The training is called ‘Reframing Behavior,’ provided by the Crisis Prevention Institute, an international organization that provides evidence-based programs. It’s paid for by $90,000 in Title IV funds, which provide student support and academic enrichment.
The core mission of the training is for district employees to understand neuroscience in terms of the body’s response to stress and anxiety, which then affects how they teach and learn. This training will improve educators’ self-regulation of their emotions, so they can then help a student move through a fight, flight, or freeze response and return to learning.
District staff Andrea Raines, Susan Cole, and Megan Demolina are the core team — representing the human resources and student services departments — overseeing each school's facilitators. Those facilitators were trained back in December; now it’s time for them to lead their school through about an hour and a half of training each month until April.
The core team said staff typically have about 30 minutes of online tutorials through CPI and will spend an hour discussing student behavior in small or large group settings. They hope these trainings will establish a common language when responding to behavior. Anywhere from teachers, cafeteria workers, bus drivers, administrators, and other support staff are all getting trained.

When it comes to reframing an adult’s perspective, the training has four main components: understanding how the brain works or the basics of neuroscience; learning self-awareness through tools to increase emotional regulation; accepting that student actions are not always intentional (that they are connected to a fight-or-flight or freeze response), and developing relationships over time to build a positive working environment.
Susan Cole, a district school psychologist, acknowledges that educators face many variables that are out of their hands, but they do have control over some things.
“The way they respond to students and the way they set their environments up for students to be successful is very much within their control, and we're sort of helping build that sense of efficacy so that students engage and learn,” she said.
Cole said that’s where the adult self-awareness piece comes in. Take a hypothetical student named Johnny, who is disruptive in class.
“What might Johnny need might be the first step, but again, I think even before that, helping teachers recognize the emotions and the feelings and the thoughts that Johnny's behavior elicits, and so what do I do with those thoughts feelings so that I can respond to Johnny in a productive and effective way?” she said.
The core team said some of the strategies for educators could include breathing exercises or counting to ten before reacting, but the approach is different for each person.
Andrea Raines, the district’s beginning teacher and educator development specialist, puts it another way, saying, it’s about the environment.

--

§ Short exercise a
Why, according to the text on the staff training, is the training meant to improve educators' self-regulation of their emotions?

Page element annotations
--

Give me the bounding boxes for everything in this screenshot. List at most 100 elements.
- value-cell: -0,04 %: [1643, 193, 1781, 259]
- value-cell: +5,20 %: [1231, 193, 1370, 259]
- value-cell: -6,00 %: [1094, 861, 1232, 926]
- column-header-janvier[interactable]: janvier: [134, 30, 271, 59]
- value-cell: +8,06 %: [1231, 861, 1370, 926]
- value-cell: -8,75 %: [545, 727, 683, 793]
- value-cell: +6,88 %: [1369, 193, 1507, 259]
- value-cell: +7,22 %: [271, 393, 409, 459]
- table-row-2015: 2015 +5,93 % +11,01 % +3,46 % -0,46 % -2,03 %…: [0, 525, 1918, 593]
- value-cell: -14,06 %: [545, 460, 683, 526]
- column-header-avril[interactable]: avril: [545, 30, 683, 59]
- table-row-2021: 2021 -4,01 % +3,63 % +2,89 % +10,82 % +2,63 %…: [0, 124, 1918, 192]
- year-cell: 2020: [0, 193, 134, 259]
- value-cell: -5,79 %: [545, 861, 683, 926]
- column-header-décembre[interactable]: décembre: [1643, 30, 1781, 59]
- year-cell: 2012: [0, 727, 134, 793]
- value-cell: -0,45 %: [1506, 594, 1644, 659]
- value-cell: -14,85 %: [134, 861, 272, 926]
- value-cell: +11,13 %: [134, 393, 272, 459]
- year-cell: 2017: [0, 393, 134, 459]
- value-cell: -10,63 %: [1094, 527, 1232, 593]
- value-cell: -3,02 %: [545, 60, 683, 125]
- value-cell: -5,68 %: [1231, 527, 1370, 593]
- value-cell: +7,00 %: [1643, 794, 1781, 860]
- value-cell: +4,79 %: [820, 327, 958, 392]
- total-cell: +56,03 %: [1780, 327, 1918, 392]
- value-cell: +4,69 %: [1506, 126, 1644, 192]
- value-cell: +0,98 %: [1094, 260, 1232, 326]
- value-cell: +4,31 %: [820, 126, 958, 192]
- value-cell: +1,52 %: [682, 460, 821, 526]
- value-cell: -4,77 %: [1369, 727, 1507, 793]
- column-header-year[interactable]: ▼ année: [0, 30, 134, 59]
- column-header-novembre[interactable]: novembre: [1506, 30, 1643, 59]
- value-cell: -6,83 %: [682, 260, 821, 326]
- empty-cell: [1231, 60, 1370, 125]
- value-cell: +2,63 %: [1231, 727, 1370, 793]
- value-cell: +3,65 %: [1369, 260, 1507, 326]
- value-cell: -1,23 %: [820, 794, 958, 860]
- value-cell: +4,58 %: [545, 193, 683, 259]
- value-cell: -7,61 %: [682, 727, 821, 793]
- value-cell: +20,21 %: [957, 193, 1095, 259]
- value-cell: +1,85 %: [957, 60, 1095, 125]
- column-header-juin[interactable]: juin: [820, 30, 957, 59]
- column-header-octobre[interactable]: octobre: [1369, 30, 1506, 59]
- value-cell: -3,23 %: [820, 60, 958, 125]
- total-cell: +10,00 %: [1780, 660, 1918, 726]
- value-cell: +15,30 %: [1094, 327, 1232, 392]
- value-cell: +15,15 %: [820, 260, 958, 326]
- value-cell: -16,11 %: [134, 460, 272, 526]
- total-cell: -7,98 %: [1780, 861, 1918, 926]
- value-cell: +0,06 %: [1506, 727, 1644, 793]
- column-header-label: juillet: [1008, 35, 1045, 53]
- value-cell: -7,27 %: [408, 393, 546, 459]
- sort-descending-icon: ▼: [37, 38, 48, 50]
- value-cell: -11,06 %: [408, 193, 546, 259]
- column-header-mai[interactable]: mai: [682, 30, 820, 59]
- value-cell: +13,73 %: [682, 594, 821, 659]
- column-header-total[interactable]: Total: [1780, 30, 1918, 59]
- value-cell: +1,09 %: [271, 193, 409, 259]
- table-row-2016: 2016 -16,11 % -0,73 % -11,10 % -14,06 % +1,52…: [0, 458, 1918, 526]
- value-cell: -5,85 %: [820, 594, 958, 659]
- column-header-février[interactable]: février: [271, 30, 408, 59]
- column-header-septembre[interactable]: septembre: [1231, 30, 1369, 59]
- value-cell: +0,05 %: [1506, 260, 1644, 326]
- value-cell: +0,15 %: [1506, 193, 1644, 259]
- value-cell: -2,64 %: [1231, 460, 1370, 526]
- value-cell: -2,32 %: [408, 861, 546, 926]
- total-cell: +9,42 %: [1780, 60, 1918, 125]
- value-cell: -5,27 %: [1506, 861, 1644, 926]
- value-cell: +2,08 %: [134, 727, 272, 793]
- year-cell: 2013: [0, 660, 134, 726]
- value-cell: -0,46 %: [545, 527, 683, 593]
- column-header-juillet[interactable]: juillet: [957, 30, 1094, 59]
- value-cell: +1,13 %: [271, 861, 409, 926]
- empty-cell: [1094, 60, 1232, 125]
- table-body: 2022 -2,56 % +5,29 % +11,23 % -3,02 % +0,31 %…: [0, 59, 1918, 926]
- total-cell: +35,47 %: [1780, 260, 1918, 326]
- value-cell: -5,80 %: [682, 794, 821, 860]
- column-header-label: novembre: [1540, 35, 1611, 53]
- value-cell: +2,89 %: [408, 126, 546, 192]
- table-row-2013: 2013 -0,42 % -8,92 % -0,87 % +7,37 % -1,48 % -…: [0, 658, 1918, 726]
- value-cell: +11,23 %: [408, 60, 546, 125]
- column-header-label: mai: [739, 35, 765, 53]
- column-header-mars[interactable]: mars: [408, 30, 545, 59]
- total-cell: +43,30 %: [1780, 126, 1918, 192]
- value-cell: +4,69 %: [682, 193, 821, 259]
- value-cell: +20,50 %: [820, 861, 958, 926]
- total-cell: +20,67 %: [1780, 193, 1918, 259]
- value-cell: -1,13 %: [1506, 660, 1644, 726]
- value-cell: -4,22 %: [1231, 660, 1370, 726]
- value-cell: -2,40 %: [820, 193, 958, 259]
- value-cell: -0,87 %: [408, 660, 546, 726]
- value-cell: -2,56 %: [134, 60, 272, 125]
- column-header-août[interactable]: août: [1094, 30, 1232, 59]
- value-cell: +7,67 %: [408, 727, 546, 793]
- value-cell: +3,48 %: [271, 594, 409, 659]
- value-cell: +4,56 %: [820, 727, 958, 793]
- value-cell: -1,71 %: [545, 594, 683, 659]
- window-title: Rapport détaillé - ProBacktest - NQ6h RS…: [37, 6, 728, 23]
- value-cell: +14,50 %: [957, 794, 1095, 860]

--

§ Short exercise b
Change "value-cell" to "data-cell" in the listing, starting with its first line and going on through the line with "30, 271, 59]". Give only those lines.

§ Exercise result a
It is meant to improve their self-regulation so that they can then help a student move through a fight, flight, or freeze response and return to learning.

§ Exercise result b
Give me the bounding boxes for everything in this screenshot. List at most 100 elements.
- data-cell: -0,04 %: [1643, 193, 1781, 259]
- data-cell: +5,20 %: [1231, 193, 1370, 259]
- data-cell: -6,00 %: [1094, 861, 1232, 926]
- column-header-janvier[interactable]: janvier: [134, 30, 271, 59]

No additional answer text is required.